## Begin DATASET EXCERPTS

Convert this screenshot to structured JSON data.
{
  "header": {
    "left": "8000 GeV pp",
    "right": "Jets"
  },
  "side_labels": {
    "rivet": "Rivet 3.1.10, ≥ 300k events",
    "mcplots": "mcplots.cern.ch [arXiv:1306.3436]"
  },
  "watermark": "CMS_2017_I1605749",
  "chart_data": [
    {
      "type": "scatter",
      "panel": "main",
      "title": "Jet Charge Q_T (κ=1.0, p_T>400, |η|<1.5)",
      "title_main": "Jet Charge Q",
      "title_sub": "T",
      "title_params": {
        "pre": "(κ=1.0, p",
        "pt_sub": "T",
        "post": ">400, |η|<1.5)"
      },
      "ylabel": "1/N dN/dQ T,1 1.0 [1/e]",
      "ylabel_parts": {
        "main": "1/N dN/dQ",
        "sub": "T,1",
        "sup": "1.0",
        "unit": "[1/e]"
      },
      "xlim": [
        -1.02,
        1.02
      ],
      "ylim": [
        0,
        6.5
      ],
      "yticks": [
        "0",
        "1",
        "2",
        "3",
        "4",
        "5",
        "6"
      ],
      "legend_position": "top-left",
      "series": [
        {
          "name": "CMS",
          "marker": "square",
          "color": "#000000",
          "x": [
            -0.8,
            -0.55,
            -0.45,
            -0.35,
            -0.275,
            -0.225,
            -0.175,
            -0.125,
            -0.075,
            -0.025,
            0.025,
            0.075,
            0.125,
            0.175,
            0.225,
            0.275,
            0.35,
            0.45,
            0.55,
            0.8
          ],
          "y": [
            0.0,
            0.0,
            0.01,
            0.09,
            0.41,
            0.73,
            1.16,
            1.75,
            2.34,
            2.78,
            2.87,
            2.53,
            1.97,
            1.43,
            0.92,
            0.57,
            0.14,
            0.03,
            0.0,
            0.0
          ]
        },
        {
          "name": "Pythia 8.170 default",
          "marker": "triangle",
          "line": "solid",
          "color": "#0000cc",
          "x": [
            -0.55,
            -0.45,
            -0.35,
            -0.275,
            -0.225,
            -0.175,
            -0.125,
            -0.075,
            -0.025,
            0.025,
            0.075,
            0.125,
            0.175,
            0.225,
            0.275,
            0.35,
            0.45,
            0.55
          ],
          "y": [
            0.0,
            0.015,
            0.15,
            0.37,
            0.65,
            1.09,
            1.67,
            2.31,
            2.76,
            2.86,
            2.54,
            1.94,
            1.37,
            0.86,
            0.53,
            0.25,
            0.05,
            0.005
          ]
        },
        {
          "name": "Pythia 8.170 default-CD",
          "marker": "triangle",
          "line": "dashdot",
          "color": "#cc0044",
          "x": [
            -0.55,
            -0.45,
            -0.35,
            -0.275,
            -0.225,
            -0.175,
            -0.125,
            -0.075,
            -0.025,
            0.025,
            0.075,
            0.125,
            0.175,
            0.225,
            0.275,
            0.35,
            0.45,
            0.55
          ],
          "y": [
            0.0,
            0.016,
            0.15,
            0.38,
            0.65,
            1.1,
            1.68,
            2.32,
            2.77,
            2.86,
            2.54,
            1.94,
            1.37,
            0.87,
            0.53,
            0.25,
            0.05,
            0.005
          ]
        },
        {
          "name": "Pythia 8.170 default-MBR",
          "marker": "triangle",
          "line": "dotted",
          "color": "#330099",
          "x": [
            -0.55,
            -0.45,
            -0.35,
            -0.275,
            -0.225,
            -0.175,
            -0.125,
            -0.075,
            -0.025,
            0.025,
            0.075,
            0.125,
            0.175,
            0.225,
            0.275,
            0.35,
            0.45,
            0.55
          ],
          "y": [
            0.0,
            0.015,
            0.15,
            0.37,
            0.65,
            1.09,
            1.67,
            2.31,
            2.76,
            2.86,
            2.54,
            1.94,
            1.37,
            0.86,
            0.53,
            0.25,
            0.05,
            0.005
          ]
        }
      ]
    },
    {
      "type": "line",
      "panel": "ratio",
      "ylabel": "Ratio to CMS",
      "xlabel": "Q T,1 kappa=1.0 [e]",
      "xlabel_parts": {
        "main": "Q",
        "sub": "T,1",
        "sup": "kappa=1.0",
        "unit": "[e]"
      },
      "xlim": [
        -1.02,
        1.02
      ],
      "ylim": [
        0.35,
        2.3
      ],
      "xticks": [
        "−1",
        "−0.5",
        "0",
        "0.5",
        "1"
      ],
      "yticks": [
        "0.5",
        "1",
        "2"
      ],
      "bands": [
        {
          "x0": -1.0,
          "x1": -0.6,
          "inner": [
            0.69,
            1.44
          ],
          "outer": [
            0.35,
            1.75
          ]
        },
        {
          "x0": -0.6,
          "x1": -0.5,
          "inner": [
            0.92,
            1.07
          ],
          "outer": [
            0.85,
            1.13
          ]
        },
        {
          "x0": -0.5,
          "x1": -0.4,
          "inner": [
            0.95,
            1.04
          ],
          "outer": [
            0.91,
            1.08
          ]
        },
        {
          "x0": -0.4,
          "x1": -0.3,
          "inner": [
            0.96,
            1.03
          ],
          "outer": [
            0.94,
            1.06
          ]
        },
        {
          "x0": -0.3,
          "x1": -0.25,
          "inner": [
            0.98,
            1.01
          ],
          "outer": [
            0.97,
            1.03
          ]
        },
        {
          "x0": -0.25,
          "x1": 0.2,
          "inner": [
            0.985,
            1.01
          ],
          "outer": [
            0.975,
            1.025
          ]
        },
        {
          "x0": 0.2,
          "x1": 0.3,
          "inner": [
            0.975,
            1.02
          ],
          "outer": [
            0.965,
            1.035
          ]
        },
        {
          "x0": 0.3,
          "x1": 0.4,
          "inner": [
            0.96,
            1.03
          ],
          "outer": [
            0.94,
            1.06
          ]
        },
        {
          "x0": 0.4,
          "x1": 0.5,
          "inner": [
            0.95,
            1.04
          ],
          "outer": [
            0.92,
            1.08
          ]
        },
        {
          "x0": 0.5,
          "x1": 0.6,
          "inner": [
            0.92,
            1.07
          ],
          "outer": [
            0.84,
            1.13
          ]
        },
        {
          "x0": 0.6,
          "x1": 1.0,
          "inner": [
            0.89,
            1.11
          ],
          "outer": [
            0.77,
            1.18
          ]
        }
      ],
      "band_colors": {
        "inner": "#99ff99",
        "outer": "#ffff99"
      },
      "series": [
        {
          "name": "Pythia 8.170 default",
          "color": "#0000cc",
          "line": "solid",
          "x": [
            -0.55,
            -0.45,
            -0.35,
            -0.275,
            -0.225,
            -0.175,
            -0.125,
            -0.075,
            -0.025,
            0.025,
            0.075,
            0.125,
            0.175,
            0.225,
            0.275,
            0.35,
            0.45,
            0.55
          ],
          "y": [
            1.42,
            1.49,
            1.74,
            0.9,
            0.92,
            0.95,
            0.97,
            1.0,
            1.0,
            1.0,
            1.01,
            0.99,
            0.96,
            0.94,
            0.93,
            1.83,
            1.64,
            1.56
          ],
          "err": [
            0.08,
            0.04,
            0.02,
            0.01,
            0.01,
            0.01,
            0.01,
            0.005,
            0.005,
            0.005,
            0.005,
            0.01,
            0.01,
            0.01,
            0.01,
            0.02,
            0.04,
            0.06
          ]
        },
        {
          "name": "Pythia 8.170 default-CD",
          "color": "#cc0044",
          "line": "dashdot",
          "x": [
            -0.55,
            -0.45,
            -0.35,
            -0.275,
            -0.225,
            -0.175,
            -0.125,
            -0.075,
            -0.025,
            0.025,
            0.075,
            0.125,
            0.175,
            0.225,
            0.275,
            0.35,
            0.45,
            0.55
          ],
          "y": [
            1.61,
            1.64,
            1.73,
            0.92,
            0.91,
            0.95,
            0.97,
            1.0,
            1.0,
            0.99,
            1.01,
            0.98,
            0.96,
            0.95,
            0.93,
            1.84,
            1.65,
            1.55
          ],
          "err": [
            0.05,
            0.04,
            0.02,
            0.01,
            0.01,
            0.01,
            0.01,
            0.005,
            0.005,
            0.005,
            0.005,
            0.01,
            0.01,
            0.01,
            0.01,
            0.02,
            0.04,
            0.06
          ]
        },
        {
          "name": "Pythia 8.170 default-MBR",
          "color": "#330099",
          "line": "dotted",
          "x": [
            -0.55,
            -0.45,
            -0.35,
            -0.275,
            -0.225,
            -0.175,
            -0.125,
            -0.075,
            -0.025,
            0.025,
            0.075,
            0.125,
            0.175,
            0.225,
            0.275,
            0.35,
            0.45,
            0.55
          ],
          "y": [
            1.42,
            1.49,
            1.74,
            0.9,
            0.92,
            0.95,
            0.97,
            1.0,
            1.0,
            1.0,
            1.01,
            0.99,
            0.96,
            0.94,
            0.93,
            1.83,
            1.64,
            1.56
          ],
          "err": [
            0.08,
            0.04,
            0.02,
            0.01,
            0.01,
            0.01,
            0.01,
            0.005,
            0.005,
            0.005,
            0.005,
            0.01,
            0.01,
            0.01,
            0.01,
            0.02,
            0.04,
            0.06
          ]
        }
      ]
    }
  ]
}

## End DATASET EXCERPTS

Copy each line that contains the word "left".

RESULT OF THE EXERCISE |
    "left": "8000 GeV pp",
      "legend_position": "top-left",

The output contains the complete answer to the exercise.